§ EXCERPTED RECORDS
begin

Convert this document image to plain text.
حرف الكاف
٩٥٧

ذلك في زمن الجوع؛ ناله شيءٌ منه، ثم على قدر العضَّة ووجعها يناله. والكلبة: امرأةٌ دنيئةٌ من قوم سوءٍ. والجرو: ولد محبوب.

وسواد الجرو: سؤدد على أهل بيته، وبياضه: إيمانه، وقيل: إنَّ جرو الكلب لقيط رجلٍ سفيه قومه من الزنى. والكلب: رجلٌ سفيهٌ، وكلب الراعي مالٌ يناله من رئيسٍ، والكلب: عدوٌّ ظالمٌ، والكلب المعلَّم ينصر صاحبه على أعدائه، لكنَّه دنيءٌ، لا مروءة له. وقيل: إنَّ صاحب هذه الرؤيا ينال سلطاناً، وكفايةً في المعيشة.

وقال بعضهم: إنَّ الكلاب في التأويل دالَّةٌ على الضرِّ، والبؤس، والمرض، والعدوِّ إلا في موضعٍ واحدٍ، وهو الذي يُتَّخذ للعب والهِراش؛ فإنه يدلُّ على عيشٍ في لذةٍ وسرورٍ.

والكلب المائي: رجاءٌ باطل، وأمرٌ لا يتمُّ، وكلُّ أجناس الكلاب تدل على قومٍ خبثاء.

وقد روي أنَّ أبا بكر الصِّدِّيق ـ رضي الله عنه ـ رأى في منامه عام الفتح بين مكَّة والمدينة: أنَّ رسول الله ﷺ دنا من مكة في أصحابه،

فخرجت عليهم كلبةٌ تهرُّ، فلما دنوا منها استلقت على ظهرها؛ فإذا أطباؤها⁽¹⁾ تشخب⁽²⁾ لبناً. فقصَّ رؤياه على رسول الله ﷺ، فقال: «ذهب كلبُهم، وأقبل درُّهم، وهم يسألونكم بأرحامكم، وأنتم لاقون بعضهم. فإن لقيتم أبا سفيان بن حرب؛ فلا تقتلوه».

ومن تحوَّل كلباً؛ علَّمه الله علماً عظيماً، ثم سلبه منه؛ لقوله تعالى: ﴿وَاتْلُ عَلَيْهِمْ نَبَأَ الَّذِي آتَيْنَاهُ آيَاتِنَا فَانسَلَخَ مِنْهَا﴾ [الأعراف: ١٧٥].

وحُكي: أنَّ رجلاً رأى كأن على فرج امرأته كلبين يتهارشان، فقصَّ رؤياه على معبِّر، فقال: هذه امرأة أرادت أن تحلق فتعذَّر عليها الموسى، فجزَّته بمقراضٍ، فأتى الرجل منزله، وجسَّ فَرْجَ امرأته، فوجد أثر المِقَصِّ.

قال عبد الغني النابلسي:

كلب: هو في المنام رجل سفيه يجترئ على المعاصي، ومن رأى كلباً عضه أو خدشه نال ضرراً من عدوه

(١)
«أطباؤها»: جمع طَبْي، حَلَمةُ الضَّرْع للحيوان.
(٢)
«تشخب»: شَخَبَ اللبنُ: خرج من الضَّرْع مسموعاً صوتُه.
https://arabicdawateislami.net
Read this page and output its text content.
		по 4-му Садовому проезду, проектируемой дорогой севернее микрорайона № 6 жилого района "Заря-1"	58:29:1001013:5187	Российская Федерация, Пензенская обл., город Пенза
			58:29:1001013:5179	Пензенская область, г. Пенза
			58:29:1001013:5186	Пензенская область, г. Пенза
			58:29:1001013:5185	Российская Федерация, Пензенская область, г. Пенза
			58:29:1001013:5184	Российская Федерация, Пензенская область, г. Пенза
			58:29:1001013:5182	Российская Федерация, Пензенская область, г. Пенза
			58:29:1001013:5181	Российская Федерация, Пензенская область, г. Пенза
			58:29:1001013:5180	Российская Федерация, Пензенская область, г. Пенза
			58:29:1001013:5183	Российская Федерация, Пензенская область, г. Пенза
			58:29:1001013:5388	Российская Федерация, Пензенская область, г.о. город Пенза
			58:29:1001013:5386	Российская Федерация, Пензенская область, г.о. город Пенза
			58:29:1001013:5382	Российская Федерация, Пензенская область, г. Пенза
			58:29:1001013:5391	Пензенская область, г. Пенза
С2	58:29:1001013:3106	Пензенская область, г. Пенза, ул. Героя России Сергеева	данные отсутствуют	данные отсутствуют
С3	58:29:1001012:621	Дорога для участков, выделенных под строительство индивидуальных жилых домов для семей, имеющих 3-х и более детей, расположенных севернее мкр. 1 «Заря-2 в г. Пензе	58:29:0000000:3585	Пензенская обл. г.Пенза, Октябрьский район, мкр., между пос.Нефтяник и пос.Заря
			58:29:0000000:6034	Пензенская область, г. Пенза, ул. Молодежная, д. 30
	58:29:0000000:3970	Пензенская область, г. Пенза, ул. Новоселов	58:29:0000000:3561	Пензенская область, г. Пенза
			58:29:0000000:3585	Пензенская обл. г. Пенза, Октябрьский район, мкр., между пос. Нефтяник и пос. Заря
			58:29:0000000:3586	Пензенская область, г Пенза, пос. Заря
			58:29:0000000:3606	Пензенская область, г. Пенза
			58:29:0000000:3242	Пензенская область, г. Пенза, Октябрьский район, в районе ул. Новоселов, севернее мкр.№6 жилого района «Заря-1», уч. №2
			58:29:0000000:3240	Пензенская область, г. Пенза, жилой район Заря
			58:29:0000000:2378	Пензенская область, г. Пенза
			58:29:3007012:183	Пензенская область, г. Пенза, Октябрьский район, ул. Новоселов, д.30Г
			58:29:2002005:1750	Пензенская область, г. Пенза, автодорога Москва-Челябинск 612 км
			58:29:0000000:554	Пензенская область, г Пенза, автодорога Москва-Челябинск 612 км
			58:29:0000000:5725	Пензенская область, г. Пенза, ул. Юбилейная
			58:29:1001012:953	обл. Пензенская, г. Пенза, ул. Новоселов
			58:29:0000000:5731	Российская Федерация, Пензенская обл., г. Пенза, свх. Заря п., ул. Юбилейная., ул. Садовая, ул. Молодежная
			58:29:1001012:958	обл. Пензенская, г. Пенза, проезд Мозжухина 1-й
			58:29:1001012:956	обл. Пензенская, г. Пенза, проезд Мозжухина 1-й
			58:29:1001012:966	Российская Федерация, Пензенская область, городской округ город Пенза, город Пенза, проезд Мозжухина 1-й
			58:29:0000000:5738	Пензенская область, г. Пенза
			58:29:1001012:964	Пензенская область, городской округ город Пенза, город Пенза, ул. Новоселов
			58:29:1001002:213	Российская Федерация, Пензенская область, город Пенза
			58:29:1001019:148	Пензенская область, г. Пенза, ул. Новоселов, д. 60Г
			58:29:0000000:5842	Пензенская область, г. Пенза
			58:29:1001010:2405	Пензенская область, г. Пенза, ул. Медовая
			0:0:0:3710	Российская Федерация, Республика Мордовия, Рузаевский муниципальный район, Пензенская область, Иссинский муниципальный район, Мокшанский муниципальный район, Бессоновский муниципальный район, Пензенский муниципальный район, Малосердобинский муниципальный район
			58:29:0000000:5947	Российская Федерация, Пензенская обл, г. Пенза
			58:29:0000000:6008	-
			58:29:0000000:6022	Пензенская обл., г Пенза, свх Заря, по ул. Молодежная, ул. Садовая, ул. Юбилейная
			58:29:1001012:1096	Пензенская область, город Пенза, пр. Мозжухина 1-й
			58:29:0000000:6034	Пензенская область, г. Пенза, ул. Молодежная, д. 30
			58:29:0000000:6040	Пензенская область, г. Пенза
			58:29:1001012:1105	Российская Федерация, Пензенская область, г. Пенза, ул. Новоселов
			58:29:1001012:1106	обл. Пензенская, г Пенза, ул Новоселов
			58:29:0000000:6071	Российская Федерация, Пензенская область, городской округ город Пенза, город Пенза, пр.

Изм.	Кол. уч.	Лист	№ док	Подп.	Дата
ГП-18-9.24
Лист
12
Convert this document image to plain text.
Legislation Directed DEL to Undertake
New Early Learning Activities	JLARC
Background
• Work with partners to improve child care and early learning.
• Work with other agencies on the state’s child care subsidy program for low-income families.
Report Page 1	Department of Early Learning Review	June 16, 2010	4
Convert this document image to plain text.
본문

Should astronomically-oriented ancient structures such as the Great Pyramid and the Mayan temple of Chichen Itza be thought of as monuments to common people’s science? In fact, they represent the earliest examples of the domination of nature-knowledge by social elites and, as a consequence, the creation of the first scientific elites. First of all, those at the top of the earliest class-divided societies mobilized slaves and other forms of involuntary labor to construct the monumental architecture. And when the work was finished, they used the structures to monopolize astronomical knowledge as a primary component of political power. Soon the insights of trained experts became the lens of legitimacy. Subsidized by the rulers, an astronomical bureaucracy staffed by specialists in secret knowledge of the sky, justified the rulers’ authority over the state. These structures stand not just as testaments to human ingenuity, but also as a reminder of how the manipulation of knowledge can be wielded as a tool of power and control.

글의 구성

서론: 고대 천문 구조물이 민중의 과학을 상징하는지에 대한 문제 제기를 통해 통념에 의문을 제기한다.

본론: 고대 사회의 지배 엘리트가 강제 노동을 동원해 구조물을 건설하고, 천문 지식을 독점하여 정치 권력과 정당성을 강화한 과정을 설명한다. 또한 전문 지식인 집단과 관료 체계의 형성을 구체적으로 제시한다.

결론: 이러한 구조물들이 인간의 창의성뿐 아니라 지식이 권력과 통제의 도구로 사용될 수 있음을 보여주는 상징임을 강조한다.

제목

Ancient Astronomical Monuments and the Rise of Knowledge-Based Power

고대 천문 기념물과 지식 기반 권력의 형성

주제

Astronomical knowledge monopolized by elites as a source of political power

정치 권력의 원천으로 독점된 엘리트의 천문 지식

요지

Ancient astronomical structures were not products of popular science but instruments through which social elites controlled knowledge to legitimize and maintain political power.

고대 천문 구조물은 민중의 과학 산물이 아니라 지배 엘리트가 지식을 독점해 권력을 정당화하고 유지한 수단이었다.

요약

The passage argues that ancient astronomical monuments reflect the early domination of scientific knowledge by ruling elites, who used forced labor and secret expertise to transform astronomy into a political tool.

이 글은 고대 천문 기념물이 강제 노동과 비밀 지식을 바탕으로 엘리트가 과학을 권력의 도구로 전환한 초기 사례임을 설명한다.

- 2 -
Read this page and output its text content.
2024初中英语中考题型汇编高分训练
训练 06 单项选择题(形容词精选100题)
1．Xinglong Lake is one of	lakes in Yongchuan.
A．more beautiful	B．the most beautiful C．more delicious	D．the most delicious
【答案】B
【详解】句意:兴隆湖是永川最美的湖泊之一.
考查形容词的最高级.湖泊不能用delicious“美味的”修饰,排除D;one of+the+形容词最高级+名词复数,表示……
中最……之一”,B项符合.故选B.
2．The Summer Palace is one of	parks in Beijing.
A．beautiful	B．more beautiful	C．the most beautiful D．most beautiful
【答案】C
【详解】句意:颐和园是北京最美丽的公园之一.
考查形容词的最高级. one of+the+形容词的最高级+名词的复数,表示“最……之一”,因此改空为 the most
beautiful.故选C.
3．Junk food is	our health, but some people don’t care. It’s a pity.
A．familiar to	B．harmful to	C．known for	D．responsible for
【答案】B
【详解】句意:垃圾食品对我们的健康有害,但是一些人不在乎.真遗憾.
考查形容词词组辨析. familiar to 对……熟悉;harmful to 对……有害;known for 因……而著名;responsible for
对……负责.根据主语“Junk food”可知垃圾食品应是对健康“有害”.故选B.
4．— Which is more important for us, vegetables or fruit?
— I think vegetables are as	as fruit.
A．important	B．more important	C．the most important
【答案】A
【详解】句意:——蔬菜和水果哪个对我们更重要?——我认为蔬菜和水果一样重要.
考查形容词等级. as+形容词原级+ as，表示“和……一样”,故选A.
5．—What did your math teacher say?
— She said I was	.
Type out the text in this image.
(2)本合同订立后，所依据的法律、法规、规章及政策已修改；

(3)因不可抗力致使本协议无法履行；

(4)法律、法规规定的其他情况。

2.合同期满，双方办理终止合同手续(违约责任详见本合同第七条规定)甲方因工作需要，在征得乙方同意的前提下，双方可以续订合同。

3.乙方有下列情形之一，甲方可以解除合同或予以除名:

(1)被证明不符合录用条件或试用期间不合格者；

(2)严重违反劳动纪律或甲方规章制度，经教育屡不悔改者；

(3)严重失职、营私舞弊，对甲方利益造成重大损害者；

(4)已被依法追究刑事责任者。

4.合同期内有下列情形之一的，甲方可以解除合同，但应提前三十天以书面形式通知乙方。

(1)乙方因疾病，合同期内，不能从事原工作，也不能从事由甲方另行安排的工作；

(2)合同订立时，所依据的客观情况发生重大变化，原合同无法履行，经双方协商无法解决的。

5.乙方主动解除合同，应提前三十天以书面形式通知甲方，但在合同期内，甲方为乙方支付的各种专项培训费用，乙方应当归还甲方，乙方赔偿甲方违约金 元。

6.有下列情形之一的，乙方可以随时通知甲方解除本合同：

end

§ SHORT EXERCISE
Your task is to list each line of the records with the word "care".

§ CORRECT RESPONSE
• Work with partners to improve child care and early learning.
• Work with other agencies on the state’s child care subsidy program for low-income families.
3．Junk food is	our health, but some people don’t care. It’s a pity.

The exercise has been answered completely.